= EXERCISE DATA =
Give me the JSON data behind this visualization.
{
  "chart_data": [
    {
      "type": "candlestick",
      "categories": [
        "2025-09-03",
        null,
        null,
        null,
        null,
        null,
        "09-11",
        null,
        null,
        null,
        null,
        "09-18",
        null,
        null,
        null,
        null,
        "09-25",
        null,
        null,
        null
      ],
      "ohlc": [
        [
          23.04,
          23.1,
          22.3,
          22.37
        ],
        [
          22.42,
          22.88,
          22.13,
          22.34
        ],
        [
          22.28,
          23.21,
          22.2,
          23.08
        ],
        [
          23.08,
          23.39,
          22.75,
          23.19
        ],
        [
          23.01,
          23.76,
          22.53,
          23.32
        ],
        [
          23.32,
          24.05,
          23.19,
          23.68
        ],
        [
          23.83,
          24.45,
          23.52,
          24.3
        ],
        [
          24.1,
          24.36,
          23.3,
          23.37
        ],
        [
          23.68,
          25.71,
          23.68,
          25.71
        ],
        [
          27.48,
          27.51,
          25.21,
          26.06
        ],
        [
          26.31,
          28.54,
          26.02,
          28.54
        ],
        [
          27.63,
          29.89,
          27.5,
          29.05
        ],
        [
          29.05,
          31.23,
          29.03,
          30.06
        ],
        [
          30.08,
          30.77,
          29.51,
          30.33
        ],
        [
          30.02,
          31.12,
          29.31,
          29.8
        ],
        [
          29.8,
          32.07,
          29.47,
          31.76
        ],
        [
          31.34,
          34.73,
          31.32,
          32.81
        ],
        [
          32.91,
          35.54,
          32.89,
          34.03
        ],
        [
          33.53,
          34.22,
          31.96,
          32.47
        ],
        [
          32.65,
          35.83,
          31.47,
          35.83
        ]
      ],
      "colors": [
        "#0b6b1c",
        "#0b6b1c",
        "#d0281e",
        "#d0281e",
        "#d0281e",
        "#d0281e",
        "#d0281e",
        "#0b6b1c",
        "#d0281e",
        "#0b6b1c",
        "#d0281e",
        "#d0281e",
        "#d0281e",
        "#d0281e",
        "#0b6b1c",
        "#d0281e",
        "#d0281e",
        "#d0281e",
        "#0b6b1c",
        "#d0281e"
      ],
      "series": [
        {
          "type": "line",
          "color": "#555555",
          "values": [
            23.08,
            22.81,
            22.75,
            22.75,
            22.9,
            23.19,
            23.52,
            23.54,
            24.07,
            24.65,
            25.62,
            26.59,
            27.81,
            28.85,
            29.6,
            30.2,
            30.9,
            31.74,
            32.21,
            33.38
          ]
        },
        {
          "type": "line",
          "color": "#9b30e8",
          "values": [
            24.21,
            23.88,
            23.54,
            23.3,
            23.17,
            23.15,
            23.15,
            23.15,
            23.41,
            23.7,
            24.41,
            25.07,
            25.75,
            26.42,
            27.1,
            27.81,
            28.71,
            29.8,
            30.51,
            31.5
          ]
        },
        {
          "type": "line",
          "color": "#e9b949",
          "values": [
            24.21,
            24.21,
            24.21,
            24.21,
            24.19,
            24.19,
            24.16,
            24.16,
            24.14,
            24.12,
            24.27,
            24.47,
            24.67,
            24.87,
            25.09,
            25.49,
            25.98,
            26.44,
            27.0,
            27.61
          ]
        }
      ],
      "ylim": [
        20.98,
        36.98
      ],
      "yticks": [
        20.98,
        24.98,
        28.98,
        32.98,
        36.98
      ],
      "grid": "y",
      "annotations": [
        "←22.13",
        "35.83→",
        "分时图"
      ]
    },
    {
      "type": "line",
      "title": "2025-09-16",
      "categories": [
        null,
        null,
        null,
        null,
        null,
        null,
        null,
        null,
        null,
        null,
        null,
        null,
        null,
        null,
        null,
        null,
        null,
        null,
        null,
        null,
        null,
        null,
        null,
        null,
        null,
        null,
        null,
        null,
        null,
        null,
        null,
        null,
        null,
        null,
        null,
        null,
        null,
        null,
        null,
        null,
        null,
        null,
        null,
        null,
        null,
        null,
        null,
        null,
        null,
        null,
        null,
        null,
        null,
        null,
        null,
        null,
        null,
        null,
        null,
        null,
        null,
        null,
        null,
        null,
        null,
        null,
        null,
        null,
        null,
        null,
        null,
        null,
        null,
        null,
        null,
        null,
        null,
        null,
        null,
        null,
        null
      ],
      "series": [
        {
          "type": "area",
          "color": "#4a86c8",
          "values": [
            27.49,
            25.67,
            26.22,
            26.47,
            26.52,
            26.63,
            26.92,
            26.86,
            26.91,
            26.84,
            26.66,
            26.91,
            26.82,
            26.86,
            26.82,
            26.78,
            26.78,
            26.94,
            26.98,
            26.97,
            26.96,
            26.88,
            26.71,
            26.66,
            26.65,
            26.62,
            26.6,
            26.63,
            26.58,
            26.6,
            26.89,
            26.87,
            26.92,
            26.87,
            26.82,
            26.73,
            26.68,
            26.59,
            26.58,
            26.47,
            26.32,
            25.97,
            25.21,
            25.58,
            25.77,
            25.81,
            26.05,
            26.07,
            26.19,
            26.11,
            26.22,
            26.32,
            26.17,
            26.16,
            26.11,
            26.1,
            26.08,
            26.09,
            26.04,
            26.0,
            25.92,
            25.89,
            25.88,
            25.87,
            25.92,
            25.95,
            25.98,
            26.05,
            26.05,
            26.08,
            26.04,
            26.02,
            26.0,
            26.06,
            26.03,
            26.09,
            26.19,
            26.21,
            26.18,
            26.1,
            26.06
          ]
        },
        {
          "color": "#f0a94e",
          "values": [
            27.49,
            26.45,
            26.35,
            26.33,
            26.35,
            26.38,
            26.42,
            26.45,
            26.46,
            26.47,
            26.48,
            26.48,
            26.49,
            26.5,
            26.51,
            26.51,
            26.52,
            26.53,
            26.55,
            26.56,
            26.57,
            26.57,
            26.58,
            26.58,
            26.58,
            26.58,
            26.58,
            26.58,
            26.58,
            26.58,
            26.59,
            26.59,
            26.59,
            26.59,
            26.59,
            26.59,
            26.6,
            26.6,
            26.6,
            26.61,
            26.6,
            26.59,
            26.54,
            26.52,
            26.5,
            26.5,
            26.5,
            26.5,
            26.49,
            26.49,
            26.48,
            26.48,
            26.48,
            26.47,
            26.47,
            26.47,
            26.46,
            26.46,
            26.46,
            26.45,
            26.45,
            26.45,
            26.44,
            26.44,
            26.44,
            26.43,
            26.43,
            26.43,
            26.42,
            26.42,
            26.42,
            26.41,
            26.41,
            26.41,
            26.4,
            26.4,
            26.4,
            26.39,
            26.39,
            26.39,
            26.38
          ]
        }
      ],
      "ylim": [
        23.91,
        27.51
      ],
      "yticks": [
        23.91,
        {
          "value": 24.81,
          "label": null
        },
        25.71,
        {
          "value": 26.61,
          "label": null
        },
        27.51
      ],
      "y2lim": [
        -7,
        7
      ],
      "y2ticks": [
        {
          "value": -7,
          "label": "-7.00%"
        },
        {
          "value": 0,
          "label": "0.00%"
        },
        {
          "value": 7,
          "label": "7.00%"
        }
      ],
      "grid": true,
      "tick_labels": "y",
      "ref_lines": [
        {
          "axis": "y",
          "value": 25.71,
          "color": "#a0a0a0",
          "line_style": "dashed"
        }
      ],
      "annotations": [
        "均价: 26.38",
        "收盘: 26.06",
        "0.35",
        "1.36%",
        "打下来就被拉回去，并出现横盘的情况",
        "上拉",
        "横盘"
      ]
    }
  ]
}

= YOUR GOAL =
Quote all of the entries exactly as they appear.

= FINISHED ANSWER =
Give me the JSON data behind this visualization.
{
  "chart_data": [
    {
      "type": "candlestick",
      "categories": [
        "2025-09-03",
        null,
        null,
        null,
        null,
        null,
        "09-11",
        null,
        null,
        null,
        null,
        "09-18",
        null,
        null,
        null,
        null,
        "09-25",
        null,
        null,
        null
      ],
      "ohlc": [
        [
          23.04,
          23.1,
          22.3,
          22.37
        ],
        [
          22.42,
          22.88,
          22.13,
          22.34
        ],
        [
          22.28,
          23.21,
          22.2,
          23.08
        ],
        [
          23.08,
          23.39,
          22.75,
          23.19
        ],
        [
          23.01,
          23.76,
          22.53,
          23.32
        ],
        [
          23.32,
          24.05,
          23.19,
          23.68
        ],
        [
          23.83,
          24.45,
          23.52,
          24.3
        ],
        [
          24.1,
          24.36,
          23.3,
          23.37
        ],
        [
          23.68,
          25.71,
          23.68,
          25.71
        ],
        [
          27.48,
          27.51,
          25.21,
          26.06
        ],
        [
          26.31,
          28.54,
          26.02,
          28.54
        ],
        [
          27.63,
          29.89,
          27.5,
          29.05
        ],
        [
          29.05,
          31.23,
          29.03,
          30.06
        ],
        [
          30.08,
          30.77,
          29.51,
          30.33
        ],
        [
          30.02,
          31.12,
          29.31,
          29.8
        ],
        [
          29.8,
          32.07,
          29.47,
          31.76
        ],
        [
          31.34,
          34.73,
          31.32,
          32.81
        ],
        [
          32.91,
          35.54,
          32.89,
          34.03
        ],
        [
          33.53,
          34.22,
          31.96,
          32.47
        ],
        [
          32.65,
          35.83,
          31.47,
          35.83
        ]
      ],
      "colors": [
        "#0b6b1c",
        "#0b6b1c",
        "#d0281e",
        "#d0281e",
        "#d0281e",
        "#d0281e",
        "#d0281e",
        "#0b6b1c",
        "#d0281e",
        "#0b6b1c",
        "#d0281e",
        "#d0281e",
        "#d0281e",
        "#d0281e",
        "#0b6b1c",
        "#d0281e",
        "#d0281e",
        "#d0281e",
        "#0b6b1c",
        "#d0281e"
      ],
      "series": [
        {
          "type": "line",
          "color": "#555555",
          "values": [
            23.08,
            22.81,
            22.75,
            22.75,
            22.9,
            23.19,
            23.52,
            23.54,
            24.07,
            24.65,
            25.62,
            26.59,
            27.81,
            28.85,
            29.6,
            30.2,
            30.9,
            31.74,
            32.21,
            33.38
          ]
        },
        {
          "type": "line",
          "color": "#9b30e8",
          "values": [
            24.21,
            23.88,
            23.54,
            23.3,
            23.17,
            23.15,
            23.15,
            23.15,
            23.41,
            23.7,
            24.41,
            25.07,
            25.75,
            26.42,
            27.1,
            27.81,
            28.71,
            29.8,
            30.51,
            31.5
          ]
        },
        {
          "type": "line",
          "color": "#e9b949",
          "values": [
            24.21,
            24.21,
            24.21,
            24.21,
            24.19,
            24.19,
            24.16,
            24.16,
            24.14,
            24.12,
            24.27,
            24.47,
            24.67,
            24.87,
            25.09,
            25.49,
            25.98,
            26.44,
            27.0,
            27.61
          ]
        }
      ],
      "ylim": [
        20.98,
        36.98
      ],
      "yticks": [
        20.98,
        24.98,
        28.98,
        32.98,
        36.98
      ],
      "grid": "y",
      "annotations": [
        "←22.13",
        "35.83→",
        "分时图"
      ]
    },
    {
      "type": "line",
      "title": "2025-09-16",
      "categories": [
        null,
        null,
        null,
        null,
        null,
        null,
        null,
        null,
        null,
        null,
        null,
        null,
        null,
        null,
        null,
        null,
        null,
        null,
        null,
        null,
        null,
        null,
        null,
        null,
        null,
        null,
        null,
        null,
        null,
        null,
        null,
        null,
        null,
        null,
        null,
        null,
        null,
        null,
        null,
        null,
        null,
        null,
        null,
        null,
        null,
        null,
        null,
        null,
        null,
        null,
        null,
        null,
        null,
        null,
        null,
        null,
        null,
        null,
        null,
        null,
        null,
        null,
        null,
        null,
        null,
        null,
        null,
        null,
        null,
        null,
        null,
        null,
        null,
        null,
        null,
        null,
        null,
        null,
        null,
        null,
        null
      ],
      "series": [
        {
          "type": "area",
          "color": "#4a86c8",
          "values": [
            27.49,
            25.67,
            26.22,
            26.47,
            26.52,
            26.63,
            26.92,
            26.86,
            26.91,
            26.84,
            26.66,
            26.91,
            26.82,
            26.86,
            26.82,
            26.78,
            26.78,
            26.94,
            26.98,
            26.97,
            26.96,
            26.88,
            26.71,
            26.66,
            26.65,
            26.62,
            26.6,
            26.63,
            26.58,
            26.6,
            26.89,
            26.87,
            26.92,
            26.87,
            26.82,
            26.73,
            26.68,
            26.59,
            26.58,
            26.47,
            26.32,
            25.97,
            25.21,
            25.58,
            25.77,
            25.81,
            26.05,
            26.07,
            26.19,
            26.11,
            26.22,
            26.32,
            26.17,
            26.16,
            26.11,
            26.1,
            26.08,
            26.09,
            26.04,
            26.0,
            25.92,
            25.89,
            25.88,
            25.87,
            25.92,
            25.95,
            25.98,
            26.05,
            26.05,
            26.08,
            26.04,
            26.02,
            26.0,
            26.06,
            26.03,
            26.09,
            26.19,
            26.21,
            26.18,
            26.1,
            26.06
          ]
        },
        {
          "color": "#f0a94e",
          "values": [
            27.49,
            26.45,
            26.35,
            26.33,
            26.35,
            26.38,
            26.42,
            26.45,
            26.46,
            26.47,
            26.48,
            26.48,
            26.49,
            26.5,
            26.51,
            26.51,
            26.52,
            26.53,
            26.55,
            26.56,
            26.57,
            26.57,
            26.58,
            26.58,
            26.58,
            26.58,
            26.58,
            26.58,
            26.58,
            26.58,
            26.59,
            26.59,
            26.59,
            26.59,
            26.59,
            26.59,
            26.6,
            26.6,
            26.6,
            26.61,
            26.6,
            26.59,
            26.54,
            26.52,
            26.5,
            26.5,
            26.5,
            26.5,
            26.49,
            26.49,
            26.48,
            26.48,
            26.48,
            26.47,
            26.47,
            26.47,
            26.46,
            26.46,
            26.46,
            26.45,
            26.45,
            26.45,
            26.44,
            26.44,
            26.44,
            26.43,
            26.43,
            26.43,
            26.42,
            26.42,
            26.42,
            26.41,
            26.41,
            26.41,
            26.4,
            26.4,
            26.4,
            26.39,
            26.39,
            26.39,
            26.38
          ]
        }
      ],
      "ylim": [
        23.91,
        27.51
      ],
      "yticks": [
        23.91,
        {
          "value": 24.81,
          "label": null
        },
        25.71,
        {
          "value": 26.61,
          "label": null
        },
        27.51
      ],
      "y2lim": [
        -7,
        7
      ],
      "y2ticks": [
        {
          "value": -7,
          "label": "-7.00%"
        },
        {
          "value": 0,
          "label": "0.00%"
        },
        {
          "value": 7,
          "label": "7.00%"
        }
      ],
      "grid": true,
      "tick_labels": "y",
      "ref_lines": [
        {
          "axis": "y",
          "value": 25.71,
          "color": "#a0a0a0",
          "line_style": "dashed"
        }
      ],
      "annotations": [
        "均价: 26.38",
        "收盘: 26.06",
        "0.35",
        "1.36%",
        "打下来就被拉回去，并出现横盘的情况",
        "上拉",
        "横盘"
      ]
    }
  ]
}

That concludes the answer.